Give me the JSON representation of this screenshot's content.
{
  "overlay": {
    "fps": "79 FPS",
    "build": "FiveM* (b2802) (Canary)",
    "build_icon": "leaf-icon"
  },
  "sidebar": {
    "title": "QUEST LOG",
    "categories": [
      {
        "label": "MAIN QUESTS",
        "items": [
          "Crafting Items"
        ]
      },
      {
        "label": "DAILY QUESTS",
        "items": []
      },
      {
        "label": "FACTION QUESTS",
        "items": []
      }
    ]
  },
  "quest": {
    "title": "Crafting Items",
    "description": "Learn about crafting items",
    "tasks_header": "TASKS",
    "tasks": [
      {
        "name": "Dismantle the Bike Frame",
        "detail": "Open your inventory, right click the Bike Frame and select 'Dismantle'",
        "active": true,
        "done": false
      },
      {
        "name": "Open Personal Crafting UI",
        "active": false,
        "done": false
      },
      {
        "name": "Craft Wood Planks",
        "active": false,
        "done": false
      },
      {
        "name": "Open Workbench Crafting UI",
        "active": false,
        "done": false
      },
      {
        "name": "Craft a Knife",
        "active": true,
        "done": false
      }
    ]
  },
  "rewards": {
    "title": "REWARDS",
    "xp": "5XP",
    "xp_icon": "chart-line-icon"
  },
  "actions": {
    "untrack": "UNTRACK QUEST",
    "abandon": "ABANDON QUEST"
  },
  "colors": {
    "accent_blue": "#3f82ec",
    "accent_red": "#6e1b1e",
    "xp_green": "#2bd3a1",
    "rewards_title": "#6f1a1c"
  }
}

---

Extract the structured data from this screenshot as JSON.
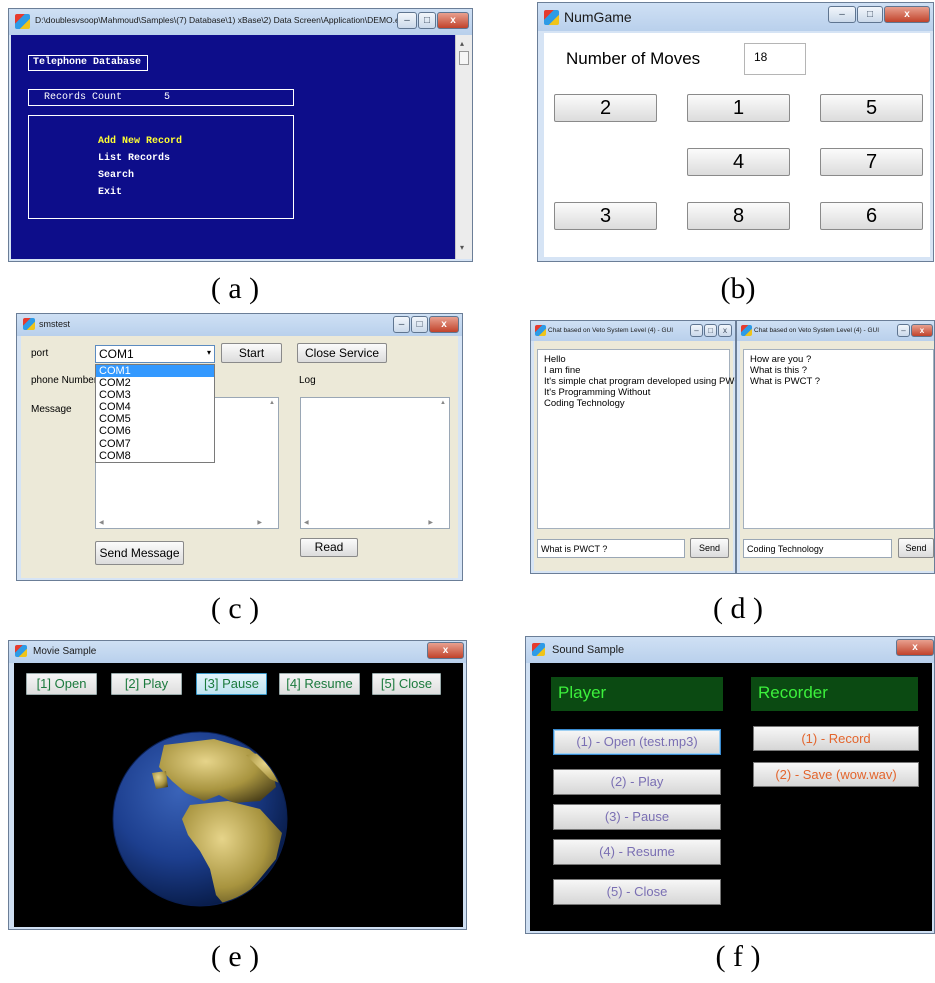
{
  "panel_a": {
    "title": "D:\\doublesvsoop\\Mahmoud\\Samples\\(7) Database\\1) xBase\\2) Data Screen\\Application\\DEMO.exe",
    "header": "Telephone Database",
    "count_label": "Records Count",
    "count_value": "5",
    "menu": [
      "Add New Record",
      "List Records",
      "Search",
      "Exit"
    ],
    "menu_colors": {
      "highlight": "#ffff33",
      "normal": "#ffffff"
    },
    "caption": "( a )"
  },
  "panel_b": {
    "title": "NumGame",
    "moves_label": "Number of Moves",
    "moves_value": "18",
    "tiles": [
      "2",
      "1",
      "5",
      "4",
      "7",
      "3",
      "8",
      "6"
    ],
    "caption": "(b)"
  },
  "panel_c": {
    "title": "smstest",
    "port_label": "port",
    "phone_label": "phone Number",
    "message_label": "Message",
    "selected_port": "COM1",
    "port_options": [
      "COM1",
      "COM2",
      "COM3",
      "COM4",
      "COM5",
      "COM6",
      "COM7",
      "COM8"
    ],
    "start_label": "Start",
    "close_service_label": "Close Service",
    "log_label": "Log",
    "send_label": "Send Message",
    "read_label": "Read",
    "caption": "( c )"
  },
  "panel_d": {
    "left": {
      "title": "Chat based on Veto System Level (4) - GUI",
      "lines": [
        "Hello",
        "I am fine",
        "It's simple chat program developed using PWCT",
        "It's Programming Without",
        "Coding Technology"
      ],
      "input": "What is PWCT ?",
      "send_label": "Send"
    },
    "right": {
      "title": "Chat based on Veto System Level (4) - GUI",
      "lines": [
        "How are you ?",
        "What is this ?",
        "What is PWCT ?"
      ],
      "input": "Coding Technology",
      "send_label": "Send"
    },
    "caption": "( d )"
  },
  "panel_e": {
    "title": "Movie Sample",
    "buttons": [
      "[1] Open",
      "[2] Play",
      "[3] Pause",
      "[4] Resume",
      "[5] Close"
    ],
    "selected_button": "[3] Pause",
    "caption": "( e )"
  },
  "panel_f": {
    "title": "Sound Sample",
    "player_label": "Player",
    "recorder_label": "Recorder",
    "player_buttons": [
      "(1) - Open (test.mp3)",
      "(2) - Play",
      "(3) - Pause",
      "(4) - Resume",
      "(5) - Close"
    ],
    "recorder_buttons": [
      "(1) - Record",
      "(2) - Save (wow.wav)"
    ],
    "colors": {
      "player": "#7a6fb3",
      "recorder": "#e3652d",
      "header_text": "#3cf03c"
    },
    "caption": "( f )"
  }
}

---

Requirement — Look through the material and copy each line that has "caption".

Output —
    "caption": "( a )"
    "caption": "(b)"
    "caption": "( c )"
    "caption": "( d )"
    "caption": "( e )"
    "caption": "( f )"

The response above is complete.